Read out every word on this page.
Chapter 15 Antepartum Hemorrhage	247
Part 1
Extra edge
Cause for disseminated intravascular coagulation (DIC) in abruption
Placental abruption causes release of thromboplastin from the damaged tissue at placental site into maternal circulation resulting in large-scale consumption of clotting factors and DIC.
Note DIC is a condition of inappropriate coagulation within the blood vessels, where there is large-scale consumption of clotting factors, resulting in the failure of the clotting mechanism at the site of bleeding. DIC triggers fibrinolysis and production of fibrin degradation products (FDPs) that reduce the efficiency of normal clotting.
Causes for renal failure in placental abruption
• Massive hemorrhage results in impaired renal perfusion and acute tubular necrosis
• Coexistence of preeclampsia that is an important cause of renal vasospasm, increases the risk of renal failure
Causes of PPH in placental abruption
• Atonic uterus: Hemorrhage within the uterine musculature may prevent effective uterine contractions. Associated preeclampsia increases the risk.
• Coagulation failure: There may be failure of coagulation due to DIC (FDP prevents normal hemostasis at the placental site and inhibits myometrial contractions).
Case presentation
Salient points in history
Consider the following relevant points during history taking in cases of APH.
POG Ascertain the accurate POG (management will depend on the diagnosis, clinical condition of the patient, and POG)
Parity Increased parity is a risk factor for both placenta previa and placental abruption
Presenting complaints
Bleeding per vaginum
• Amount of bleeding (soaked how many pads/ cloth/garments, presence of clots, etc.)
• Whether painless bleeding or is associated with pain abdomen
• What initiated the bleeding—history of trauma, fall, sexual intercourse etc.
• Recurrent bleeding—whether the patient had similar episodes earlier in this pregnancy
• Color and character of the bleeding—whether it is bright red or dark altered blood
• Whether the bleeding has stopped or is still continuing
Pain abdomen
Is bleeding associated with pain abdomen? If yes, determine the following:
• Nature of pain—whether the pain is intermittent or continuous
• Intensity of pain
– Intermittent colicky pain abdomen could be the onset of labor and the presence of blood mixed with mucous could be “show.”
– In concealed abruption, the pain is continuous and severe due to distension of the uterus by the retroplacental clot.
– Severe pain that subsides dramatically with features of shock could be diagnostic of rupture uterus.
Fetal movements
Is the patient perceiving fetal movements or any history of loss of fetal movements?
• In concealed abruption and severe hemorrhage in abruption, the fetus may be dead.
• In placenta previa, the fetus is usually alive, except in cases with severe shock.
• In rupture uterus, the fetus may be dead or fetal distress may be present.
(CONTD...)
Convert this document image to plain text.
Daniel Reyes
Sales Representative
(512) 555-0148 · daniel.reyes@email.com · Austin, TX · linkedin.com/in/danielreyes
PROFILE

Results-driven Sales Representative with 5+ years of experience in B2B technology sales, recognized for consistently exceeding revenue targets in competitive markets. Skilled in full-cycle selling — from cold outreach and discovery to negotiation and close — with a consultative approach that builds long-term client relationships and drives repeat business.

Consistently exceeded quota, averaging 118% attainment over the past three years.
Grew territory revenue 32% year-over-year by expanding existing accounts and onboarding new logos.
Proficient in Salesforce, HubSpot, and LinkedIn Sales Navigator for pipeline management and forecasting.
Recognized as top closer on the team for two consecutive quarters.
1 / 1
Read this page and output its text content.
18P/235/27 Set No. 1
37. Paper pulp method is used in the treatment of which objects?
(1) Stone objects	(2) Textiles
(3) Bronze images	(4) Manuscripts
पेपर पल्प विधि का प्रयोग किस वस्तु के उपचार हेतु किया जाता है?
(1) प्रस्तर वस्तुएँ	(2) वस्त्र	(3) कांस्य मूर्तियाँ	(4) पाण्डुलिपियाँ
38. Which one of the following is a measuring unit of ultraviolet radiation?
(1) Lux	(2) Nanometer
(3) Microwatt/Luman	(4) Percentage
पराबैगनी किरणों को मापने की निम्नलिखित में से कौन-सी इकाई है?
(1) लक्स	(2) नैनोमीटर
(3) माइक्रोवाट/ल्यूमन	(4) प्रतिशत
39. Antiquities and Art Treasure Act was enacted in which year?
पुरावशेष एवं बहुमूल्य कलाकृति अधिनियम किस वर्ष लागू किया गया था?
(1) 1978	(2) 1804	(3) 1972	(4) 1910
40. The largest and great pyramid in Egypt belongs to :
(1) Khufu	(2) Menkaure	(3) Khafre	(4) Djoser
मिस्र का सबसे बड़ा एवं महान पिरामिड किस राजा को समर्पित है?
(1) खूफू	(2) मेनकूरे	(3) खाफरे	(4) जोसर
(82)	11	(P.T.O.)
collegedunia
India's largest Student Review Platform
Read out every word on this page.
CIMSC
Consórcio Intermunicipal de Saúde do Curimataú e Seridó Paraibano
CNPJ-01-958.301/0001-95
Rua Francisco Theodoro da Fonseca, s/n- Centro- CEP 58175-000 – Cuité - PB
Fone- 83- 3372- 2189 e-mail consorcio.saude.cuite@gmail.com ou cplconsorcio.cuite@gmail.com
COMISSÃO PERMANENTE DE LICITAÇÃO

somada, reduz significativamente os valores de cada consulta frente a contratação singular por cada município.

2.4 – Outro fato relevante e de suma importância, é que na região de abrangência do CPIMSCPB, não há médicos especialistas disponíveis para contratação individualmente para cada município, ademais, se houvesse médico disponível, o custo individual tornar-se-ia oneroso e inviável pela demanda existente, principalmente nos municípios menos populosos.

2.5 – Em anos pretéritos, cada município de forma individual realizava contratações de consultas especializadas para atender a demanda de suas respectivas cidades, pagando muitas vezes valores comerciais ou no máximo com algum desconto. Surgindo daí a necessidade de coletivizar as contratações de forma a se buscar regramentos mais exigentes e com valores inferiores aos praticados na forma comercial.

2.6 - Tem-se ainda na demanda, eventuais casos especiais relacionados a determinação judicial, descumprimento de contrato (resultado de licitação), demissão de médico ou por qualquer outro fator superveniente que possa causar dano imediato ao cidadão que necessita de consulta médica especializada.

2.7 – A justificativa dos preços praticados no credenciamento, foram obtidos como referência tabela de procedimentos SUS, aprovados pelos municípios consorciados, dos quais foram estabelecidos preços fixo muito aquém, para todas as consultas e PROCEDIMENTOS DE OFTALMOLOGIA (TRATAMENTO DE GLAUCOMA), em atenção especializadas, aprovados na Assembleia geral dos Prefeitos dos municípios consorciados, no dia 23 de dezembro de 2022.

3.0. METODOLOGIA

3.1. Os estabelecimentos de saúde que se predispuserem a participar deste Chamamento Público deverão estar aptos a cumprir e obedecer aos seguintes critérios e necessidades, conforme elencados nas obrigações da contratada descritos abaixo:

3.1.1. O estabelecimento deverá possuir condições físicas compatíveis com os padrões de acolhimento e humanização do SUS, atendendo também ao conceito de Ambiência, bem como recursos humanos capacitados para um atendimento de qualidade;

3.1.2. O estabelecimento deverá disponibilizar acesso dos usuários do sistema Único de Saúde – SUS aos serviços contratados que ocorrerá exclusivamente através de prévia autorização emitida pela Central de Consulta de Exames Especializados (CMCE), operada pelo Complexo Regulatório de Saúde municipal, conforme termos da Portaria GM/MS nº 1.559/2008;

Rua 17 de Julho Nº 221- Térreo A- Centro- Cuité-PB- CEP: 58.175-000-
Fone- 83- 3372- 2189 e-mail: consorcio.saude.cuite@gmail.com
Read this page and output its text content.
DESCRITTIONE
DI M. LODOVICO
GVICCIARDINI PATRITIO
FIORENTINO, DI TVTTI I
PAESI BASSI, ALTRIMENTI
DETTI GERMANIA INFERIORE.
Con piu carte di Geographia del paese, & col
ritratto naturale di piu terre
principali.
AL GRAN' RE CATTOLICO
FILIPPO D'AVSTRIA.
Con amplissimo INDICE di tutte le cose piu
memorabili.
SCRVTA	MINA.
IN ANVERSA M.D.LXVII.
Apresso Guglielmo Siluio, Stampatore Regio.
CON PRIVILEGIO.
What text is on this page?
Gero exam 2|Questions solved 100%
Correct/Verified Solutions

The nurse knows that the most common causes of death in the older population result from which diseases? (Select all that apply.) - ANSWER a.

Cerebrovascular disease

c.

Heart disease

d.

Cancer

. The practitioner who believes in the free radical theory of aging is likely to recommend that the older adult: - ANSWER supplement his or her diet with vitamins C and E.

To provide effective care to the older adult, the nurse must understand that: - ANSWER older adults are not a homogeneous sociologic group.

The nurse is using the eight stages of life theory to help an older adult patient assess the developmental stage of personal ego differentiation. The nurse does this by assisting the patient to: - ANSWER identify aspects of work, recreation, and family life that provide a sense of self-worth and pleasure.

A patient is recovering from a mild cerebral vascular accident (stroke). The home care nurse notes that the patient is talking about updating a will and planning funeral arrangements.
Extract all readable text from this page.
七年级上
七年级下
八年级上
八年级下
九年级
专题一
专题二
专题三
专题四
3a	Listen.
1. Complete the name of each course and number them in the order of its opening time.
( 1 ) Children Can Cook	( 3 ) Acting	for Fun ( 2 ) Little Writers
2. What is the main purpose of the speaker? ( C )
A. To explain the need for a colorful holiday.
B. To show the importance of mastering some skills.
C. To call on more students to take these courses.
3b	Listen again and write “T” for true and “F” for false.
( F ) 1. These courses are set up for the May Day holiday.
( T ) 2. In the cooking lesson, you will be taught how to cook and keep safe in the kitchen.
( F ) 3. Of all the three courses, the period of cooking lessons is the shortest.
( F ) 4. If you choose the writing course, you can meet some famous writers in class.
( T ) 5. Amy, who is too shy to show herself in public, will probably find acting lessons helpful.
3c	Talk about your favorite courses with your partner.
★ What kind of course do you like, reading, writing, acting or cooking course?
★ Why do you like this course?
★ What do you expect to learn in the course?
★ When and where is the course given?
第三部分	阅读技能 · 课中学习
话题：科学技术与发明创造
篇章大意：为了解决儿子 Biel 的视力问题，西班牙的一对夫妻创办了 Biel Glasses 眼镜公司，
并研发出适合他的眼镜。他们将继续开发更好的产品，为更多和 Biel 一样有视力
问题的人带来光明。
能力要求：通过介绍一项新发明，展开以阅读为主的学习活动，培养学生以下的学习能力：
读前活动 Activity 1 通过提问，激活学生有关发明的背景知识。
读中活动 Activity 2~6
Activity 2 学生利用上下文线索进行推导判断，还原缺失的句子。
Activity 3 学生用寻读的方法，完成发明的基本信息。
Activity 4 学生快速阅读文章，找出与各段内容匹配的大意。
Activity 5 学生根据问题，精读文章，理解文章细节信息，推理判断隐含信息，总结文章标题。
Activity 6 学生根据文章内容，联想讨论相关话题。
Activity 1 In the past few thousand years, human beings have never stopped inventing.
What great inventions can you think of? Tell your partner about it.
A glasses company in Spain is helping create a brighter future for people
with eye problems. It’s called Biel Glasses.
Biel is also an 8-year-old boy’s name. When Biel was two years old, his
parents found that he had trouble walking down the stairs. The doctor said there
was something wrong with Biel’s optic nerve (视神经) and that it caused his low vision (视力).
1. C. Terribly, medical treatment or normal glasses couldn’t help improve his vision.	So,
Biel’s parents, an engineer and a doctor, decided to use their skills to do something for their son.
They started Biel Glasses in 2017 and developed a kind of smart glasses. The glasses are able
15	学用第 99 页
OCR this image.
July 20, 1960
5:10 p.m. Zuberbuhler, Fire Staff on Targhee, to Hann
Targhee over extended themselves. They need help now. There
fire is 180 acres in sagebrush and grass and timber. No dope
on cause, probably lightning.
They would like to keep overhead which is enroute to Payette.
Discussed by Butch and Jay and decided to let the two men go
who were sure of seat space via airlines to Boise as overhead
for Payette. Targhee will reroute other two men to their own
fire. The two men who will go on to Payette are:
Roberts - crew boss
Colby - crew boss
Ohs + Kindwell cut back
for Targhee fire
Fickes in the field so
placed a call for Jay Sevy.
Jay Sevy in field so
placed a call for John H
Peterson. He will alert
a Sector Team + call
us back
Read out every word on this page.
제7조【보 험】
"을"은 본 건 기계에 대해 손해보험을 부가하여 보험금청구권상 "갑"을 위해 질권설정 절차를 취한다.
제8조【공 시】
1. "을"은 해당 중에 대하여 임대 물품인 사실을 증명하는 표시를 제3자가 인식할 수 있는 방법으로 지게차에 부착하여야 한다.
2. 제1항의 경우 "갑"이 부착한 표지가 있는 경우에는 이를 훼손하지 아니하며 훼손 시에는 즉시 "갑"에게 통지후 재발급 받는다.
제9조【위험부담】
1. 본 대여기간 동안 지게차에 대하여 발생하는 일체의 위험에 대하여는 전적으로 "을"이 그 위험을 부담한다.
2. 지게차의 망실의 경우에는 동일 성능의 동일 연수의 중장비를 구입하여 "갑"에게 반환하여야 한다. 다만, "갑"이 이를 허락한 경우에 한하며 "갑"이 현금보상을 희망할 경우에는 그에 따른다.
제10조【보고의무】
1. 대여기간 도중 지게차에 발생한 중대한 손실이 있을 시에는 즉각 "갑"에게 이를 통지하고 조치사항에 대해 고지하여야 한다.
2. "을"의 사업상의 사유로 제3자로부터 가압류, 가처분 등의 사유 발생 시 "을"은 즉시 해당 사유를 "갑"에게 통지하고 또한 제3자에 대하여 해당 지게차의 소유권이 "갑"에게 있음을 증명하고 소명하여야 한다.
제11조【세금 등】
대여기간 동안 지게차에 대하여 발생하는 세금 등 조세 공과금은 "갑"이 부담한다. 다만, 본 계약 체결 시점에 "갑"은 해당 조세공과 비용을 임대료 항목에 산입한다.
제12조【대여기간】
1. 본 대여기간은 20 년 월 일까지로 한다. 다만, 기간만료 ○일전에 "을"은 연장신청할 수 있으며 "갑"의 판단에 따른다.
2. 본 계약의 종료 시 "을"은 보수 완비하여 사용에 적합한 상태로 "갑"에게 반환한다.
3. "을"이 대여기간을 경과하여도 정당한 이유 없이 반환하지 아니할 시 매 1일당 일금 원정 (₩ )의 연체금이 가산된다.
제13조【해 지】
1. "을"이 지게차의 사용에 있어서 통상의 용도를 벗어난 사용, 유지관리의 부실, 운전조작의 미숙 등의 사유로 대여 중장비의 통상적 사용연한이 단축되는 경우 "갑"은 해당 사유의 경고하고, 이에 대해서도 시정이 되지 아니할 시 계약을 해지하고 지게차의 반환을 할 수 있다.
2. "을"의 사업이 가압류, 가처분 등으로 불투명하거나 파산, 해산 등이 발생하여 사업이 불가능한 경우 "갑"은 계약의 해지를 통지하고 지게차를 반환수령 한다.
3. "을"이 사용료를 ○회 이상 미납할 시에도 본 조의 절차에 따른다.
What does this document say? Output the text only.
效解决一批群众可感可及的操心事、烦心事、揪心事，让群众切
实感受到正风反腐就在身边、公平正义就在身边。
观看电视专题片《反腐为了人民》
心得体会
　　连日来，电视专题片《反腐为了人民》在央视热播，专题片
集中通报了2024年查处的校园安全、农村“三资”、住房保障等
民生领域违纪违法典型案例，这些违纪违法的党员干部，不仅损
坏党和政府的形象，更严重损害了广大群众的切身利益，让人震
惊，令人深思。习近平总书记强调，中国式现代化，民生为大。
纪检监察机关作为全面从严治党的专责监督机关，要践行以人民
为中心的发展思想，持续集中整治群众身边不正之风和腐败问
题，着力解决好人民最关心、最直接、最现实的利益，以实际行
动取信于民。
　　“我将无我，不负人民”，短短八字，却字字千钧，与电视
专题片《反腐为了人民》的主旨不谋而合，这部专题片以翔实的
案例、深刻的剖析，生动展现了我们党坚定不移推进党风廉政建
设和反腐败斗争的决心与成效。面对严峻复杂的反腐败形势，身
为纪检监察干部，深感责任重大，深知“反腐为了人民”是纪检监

_Challenge:_ From the data above, count the lines where "scale" occurs and give that figure and nothing else.

_Task result:_ 2